◆ Written task: Reproduce the listing below in its entirety. Change nothing.

◆ Supplied data:

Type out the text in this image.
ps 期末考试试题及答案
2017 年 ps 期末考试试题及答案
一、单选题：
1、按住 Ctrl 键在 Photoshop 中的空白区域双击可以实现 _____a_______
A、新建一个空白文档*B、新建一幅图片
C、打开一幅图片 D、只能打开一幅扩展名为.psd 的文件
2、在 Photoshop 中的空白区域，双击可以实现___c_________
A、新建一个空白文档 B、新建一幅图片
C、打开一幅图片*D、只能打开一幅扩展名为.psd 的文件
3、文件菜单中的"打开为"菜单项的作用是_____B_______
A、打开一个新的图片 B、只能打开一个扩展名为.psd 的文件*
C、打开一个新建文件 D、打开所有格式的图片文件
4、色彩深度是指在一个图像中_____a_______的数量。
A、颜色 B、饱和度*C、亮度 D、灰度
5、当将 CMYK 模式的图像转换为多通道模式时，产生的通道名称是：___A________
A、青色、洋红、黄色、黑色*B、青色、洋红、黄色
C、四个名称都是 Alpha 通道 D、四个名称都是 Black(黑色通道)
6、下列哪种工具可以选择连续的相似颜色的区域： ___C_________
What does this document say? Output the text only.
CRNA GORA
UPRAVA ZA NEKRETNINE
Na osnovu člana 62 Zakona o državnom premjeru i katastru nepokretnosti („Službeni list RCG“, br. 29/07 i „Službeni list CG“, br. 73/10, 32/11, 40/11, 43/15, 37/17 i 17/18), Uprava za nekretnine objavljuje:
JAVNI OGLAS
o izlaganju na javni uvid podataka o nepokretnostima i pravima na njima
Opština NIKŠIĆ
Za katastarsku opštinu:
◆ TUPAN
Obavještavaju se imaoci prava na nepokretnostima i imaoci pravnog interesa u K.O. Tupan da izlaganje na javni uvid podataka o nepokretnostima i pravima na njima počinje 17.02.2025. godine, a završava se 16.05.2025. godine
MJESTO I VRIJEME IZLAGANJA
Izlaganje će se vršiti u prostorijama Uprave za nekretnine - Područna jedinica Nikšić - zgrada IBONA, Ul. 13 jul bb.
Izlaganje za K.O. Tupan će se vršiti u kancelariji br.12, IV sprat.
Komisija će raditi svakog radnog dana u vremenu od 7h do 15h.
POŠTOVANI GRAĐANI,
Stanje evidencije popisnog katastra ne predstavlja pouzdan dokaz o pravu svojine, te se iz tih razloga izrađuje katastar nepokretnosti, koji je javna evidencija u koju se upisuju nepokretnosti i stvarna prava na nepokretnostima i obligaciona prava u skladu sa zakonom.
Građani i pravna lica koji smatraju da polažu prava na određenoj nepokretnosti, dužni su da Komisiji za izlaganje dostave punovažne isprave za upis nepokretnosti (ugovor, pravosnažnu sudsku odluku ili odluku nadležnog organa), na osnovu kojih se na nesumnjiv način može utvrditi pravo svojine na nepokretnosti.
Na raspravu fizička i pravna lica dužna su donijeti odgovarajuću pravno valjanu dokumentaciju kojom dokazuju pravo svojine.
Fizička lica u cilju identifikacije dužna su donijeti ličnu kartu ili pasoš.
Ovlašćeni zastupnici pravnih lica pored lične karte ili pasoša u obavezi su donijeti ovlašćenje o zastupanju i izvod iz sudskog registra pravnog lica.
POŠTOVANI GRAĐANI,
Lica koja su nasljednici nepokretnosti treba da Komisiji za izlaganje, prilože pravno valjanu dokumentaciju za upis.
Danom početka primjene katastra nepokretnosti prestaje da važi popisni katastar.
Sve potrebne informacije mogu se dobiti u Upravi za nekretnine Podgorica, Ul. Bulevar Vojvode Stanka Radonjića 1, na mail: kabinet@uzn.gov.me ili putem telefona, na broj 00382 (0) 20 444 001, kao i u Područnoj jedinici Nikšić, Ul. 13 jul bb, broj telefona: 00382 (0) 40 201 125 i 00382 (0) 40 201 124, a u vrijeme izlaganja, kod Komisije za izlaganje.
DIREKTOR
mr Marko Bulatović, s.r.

◆ Solution:
Type out the text in this image.
ps 期末考试试题及答案
2017 年 ps 期末考试试题及答案
一、单选题：
1、按住 Ctrl 键在 Photoshop 中的空白区域双击可以实现 _____a_______
A、新建一个空白文档*B、新建一幅图片
C、打开一幅图片 D、只能打开一幅扩展名为.psd 的文件
2、在 Photoshop 中的空白区域，双击可以实现___c_________
A、新建一个空白文档 B、新建一幅图片
C、打开一幅图片*D、只能打开一幅扩展名为.psd 的文件
3、文件菜单中的"打开为"菜单项的作用是_____B_______
A、打开一个新的图片 B、只能打开一个扩展名为.psd 的文件*
C、打开一个新建文件 D、打开所有格式的图片文件
4、色彩深度是指在一个图像中_____a_______的数量。
A、颜色 B、饱和度*C、亮度 D、灰度
5、当将 CMYK 模式的图像转换为多通道模式时，产生的通道名称是：___A________
A、青色、洋红、黄色、黑色*B、青色、洋红、黄色
C、四个名称都是 Alpha 通道 D、四个名称都是 Black(黑色通道)
6、下列哪种工具可以选择连续的相似颜色的区域： ___C_________
What does this document say? Output the text only.
CRNA GORA
UPRAVA ZA NEKRETNINE
Na osnovu člana 62 Zakona o državnom premjeru i katastru nepokretnosti („Službeni list RCG“, br. 29/07 i „Službeni list CG“, br. 73/10, 32/11, 40/11, 43/15, 37/17 i 17/18), Uprava za nekretnine objavljuje:
JAVNI OGLAS
o izlaganju na javni uvid podataka o nepokretnostima i pravima na njima
Opština NIKŠIĆ
Za katastarsku opštinu:
◆ TUPAN
Obavještavaju se imaoci prava na nepokretnostima i imaoci pravnog interesa u K.O. Tupan da izlaganje na javni uvid podataka o nepokretnostima i pravima na njima počinje 17.02.2025. godine, a završava se 16.05.2025. godine
MJESTO I VRIJEME IZLAGANJA
Izlaganje će se vršiti u prostorijama Uprave za nekretnine - Područna jedinica Nikšić - zgrada IBONA, Ul. 13 jul bb.
Izlaganje za K.O. Tupan će se vršiti u kancelariji br.12, IV sprat.
Komisija će raditi svakog radnog dana u vremenu od 7h do 15h.
POŠTOVANI GRAĐANI,
Stanje evidencije popisnog katastra ne predstavlja pouzdan dokaz o pravu svojine, te se iz tih razloga izrađuje katastar nepokretnosti, koji je javna evidencija u koju se upisuju nepokretnosti i stvarna prava na nepokretnostima i obligaciona prava u skladu sa zakonom.
Građani i pravna lica koji smatraju da polažu prava na određenoj nepokretnosti, dužni su da Komisiji za izlaganje dostave punovažne isprave za upis nepokretnosti (ugovor, pravosnažnu sudsku odluku ili odluku nadležnog organa), na osnovu kojih se na nesumnjiv način može utvrditi pravo svojine na nepokretnosti.
Na raspravu fizička i pravna lica dužna su donijeti odgovarajuću pravno valjanu dokumentaciju kojom dokazuju pravo svojine.
Fizička lica u cilju identifikacije dužna su donijeti ličnu kartu ili pasoš.
Ovlašćeni zastupnici pravnih lica pored lične karte ili pasoša u obavezi su donijeti ovlašćenje o zastupanju i izvod iz sudskog registra pravnog lica.
POŠTOVANI GRAĐANI,
Lica koja su nasljednici nepokretnosti treba da Komisiji za izlaganje, prilože pravno valjanu dokumentaciju za upis.
Danom početka primjene katastra nepokretnosti prestaje da važi popisni katastar.
Sve potrebne informacije mogu se dobiti u Upravi za nekretnine Podgorica, Ul. Bulevar Vojvode Stanka Radonjića 1, na mail: kabinet@uzn.gov.me ili putem telefona, na broj 00382 (0) 20 444 001, kao i u Područnoj jedinici Nikšić, Ul. 13 jul bb, broj telefona: 00382 (0) 40 201 125 i 00382 (0) 40 201 124, a u vrijeme izlaganja, kod Komisije za izlaganje.
DIREKTOR
mr Marko Bulatović, s.r.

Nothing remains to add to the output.